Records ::
%%
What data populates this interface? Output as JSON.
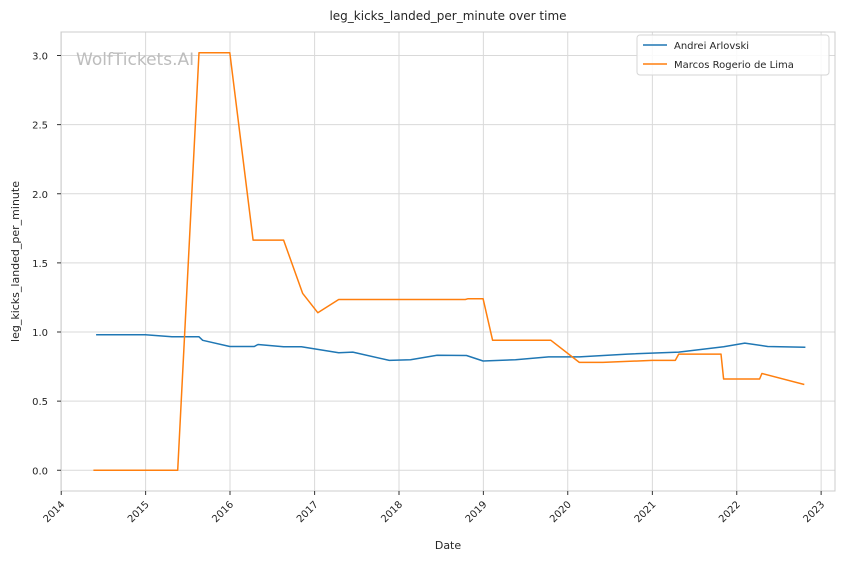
{
  "chart_data": {
    "type": "line",
    "title": "leg_kicks_landed_per_minute over time",
    "xlabel": "Date",
    "ylabel": "leg_kicks_landed_per_minute",
    "watermark": "WolfTickets.AI",
    "x_ticks": [
      "2014",
      "2015",
      "2016",
      "2017",
      "2018",
      "2019",
      "2020",
      "2021",
      "2022",
      "2023"
    ],
    "y_ticks": [
      "0.0",
      "0.5",
      "1.0",
      "1.5",
      "2.0",
      "2.5",
      "3.0"
    ],
    "xlim": [
      "2013-12-31",
      "2023-03-02"
    ],
    "ylim": [
      -0.15,
      3.17
    ],
    "grid": true,
    "legend_position": "top-right",
    "series": [
      {
        "name": "Andrei Arlovski",
        "color": "#1f77b4",
        "points": [
          [
            "2014-06-01",
            0.98
          ],
          [
            "2014-12-31",
            0.98
          ],
          [
            "2015-04-25",
            0.965
          ],
          [
            "2015-08-20",
            0.965
          ],
          [
            "2015-09-05",
            0.94
          ],
          [
            "2015-12-31",
            0.895
          ],
          [
            "2016-04-15",
            0.895
          ],
          [
            "2016-05-01",
            0.91
          ],
          [
            "2016-08-20",
            0.893
          ],
          [
            "2016-11-05",
            0.893
          ],
          [
            "2017-04-15",
            0.85
          ],
          [
            "2017-06-15",
            0.855
          ],
          [
            "2017-11-20",
            0.795
          ],
          [
            "2018-02-20",
            0.8
          ],
          [
            "2018-06-15",
            0.832
          ],
          [
            "2018-10-20",
            0.83
          ],
          [
            "2018-12-31",
            0.79
          ],
          [
            "2019-05-20",
            0.8
          ],
          [
            "2019-10-10",
            0.82
          ],
          [
            "2020-02-20",
            0.82
          ],
          [
            "2020-09-15",
            0.84
          ],
          [
            "2021-04-25",
            0.855
          ],
          [
            "2021-11-05",
            0.893
          ],
          [
            "2022-02-05",
            0.92
          ],
          [
            "2022-05-15",
            0.895
          ],
          [
            "2022-10-25",
            0.89
          ]
        ]
      },
      {
        "name": "Marcos Rogerio de Lima",
        "color": "#ff7f0e",
        "points": [
          [
            "2014-05-20",
            0.0
          ],
          [
            "2015-05-20",
            0.0
          ],
          [
            "2015-08-20",
            3.02
          ],
          [
            "2015-12-31",
            3.02
          ],
          [
            "2016-04-10",
            1.665
          ],
          [
            "2016-08-20",
            1.665
          ],
          [
            "2016-11-10",
            1.28
          ],
          [
            "2017-01-15",
            1.14
          ],
          [
            "2017-04-15",
            1.235
          ],
          [
            "2018-10-15",
            1.235
          ],
          [
            "2018-10-25",
            1.24
          ],
          [
            "2018-12-31",
            1.24
          ],
          [
            "2019-02-10",
            0.94
          ],
          [
            "2019-10-20",
            0.94
          ],
          [
            "2020-02-20",
            0.78
          ],
          [
            "2020-06-01",
            0.78
          ],
          [
            "2020-12-31",
            0.795
          ],
          [
            "2021-04-10",
            0.795
          ],
          [
            "2021-04-25",
            0.84
          ],
          [
            "2021-10-25",
            0.84
          ],
          [
            "2021-11-05",
            0.66
          ],
          [
            "2022-04-10",
            0.66
          ],
          [
            "2022-04-20",
            0.7
          ],
          [
            "2022-10-20",
            0.62
          ]
        ]
      }
    ]
  }
}
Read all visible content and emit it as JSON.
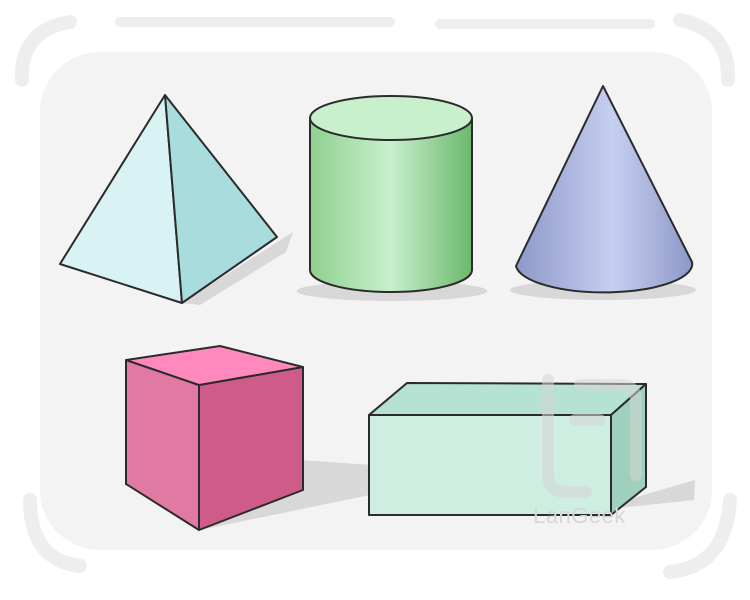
{
  "watermark": {
    "text": "LanGeek"
  },
  "shapes": [
    {
      "name": "pyramid",
      "colors": [
        "#d9f3f5",
        "#a9dcdc"
      ]
    },
    {
      "name": "cylinder",
      "colors": [
        "#c8f0cc",
        "#8fd08f",
        "#6bb86c"
      ]
    },
    {
      "name": "cone",
      "colors": [
        "#aab4e0",
        "#c6cff0",
        "#8d98c8"
      ]
    },
    {
      "name": "cube",
      "colors": [
        "#ff89bd",
        "#e07aa3",
        "#cf5b8a"
      ]
    },
    {
      "name": "cuboid",
      "colors": [
        "#b5e2d2",
        "#cfeee2",
        "#9ed0bd"
      ]
    }
  ]
}
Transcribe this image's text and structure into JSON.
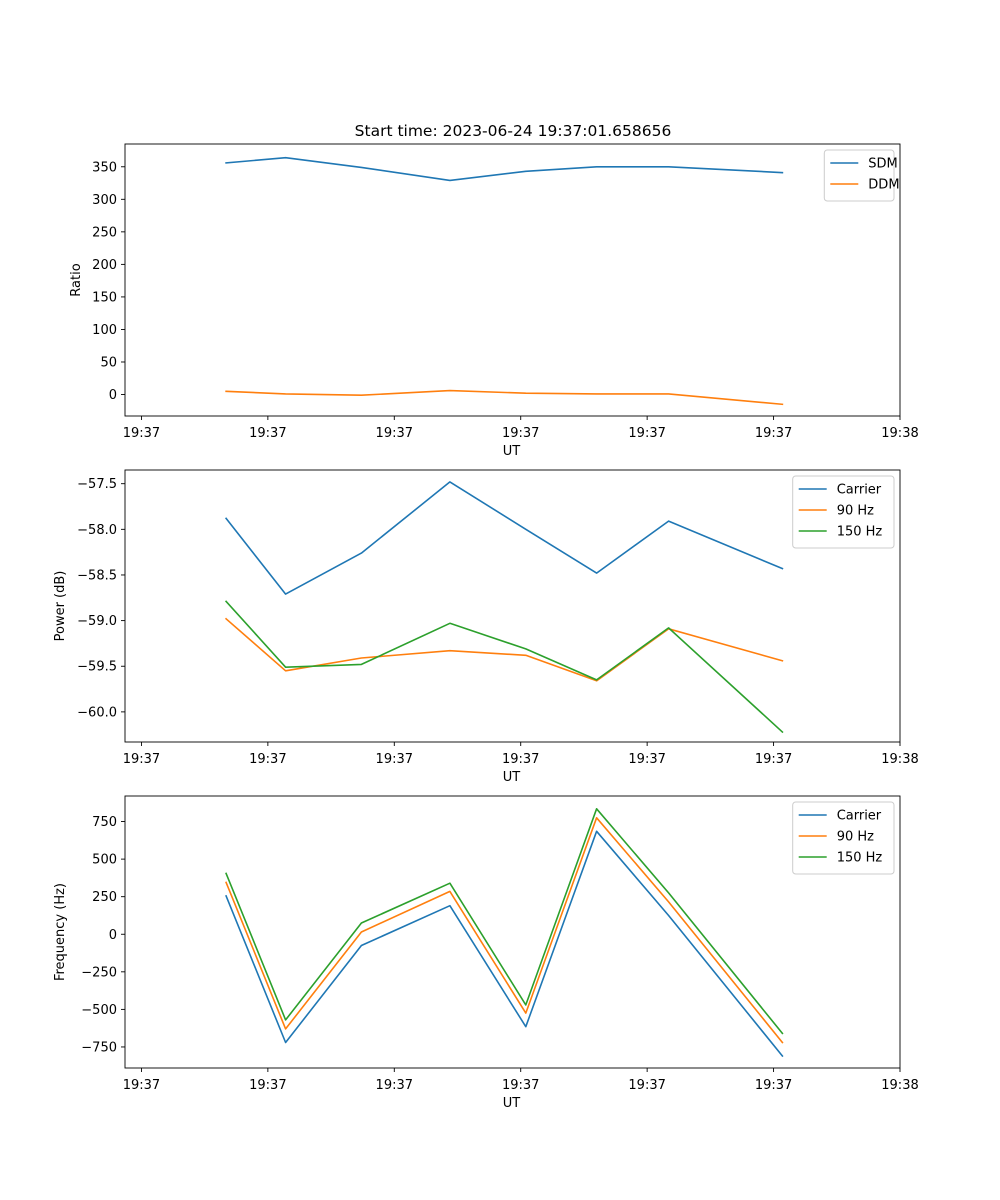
{
  "figure_title": "Start time: 2023-06-24 19:37:01.658656",
  "chart_data": [
    {
      "type": "line",
      "title": "Start time: 2023-06-24 19:37:01.658656",
      "xlabel": "UT",
      "ylabel": "Ratio",
      "x_tick_labels": [
        "19:37",
        "19:37",
        "19:37",
        "19:37",
        "19:37",
        "19:37",
        "19:38"
      ],
      "x_ticks_seconds": [
        0,
        10,
        20,
        30,
        40,
        50,
        60
      ],
      "x_seconds": [
        6.7,
        11.4,
        17.4,
        24.4,
        30.4,
        36.0,
        41.7,
        50.7
      ],
      "xlim": [
        -1.3,
        60
      ],
      "yticks": [
        0,
        50,
        100,
        150,
        200,
        250,
        300,
        350
      ],
      "ylim": [
        -33,
        385
      ],
      "grid": false,
      "legend_position": "upper right",
      "series": [
        {
          "name": "SDM",
          "color": "#1f77b4",
          "values": [
            356,
            364,
            349,
            329,
            343,
            350,
            350,
            341
          ]
        },
        {
          "name": "DDM",
          "color": "#ff7f0e",
          "values": [
            5,
            1,
            -1,
            6,
            2,
            1,
            1,
            -15
          ]
        }
      ]
    },
    {
      "type": "line",
      "title": "",
      "xlabel": "UT",
      "ylabel": "Power (dB)",
      "x_tick_labels": [
        "19:37",
        "19:37",
        "19:37",
        "19:37",
        "19:37",
        "19:37",
        "19:38"
      ],
      "x_ticks_seconds": [
        0,
        10,
        20,
        30,
        40,
        50,
        60
      ],
      "x_seconds": [
        6.7,
        11.4,
        17.4,
        24.4,
        30.4,
        36.0,
        41.7,
        50.7
      ],
      "xlim": [
        -1.3,
        60
      ],
      "yticks": [
        -60.0,
        -59.5,
        -59.0,
        -58.5,
        -58.0,
        -57.5
      ],
      "ylim": [
        -60.33,
        -57.35
      ],
      "grid": false,
      "legend_position": "upper right",
      "series": [
        {
          "name": "Carrier",
          "color": "#1f77b4",
          "values": [
            -57.88,
            -58.71,
            -58.26,
            -57.48,
            -58.0,
            -58.48,
            -57.91,
            -58.43
          ]
        },
        {
          "name": "90 Hz",
          "color": "#ff7f0e",
          "values": [
            -58.98,
            -59.55,
            -59.41,
            -59.33,
            -59.38,
            -59.66,
            -59.09,
            -59.44
          ]
        },
        {
          "name": "150 Hz",
          "color": "#2ca02c",
          "values": [
            -58.79,
            -59.51,
            -59.48,
            -59.03,
            -59.31,
            -59.65,
            -59.08,
            -60.22
          ]
        }
      ]
    },
    {
      "type": "line",
      "title": "",
      "xlabel": "UT",
      "ylabel": "Frequency (Hz)",
      "x_tick_labels": [
        "19:37",
        "19:37",
        "19:37",
        "19:37",
        "19:37",
        "19:37",
        "19:38"
      ],
      "x_ticks_seconds": [
        0,
        10,
        20,
        30,
        40,
        50,
        60
      ],
      "x_seconds": [
        6.7,
        11.4,
        17.4,
        24.4,
        30.4,
        36.0,
        41.7,
        50.7
      ],
      "xlim": [
        -1.3,
        60
      ],
      "yticks": [
        -750,
        -500,
        -250,
        0,
        250,
        500,
        750
      ],
      "ylim": [
        -890,
        920
      ],
      "grid": false,
      "legend_position": "upper right",
      "series": [
        {
          "name": "Carrier",
          "color": "#1f77b4",
          "values": [
            255,
            -720,
            -75,
            190,
            -615,
            685,
            125,
            -810
          ]
        },
        {
          "name": "90 Hz",
          "color": "#ff7f0e",
          "values": [
            345,
            -630,
            15,
            285,
            -525,
            775,
            215,
            -720
          ]
        },
        {
          "name": "150 Hz",
          "color": "#2ca02c",
          "values": [
            405,
            -570,
            75,
            340,
            -470,
            835,
            275,
            -660
          ]
        }
      ]
    }
  ]
}
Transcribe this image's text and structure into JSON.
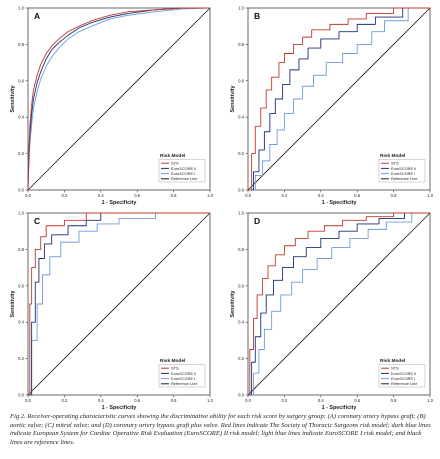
%%
EXERCISE TASK ::
Determine the number of lines in the listing that contain the string "ylabel". Write that number and nothing else.

TASK SOLUTION ::
4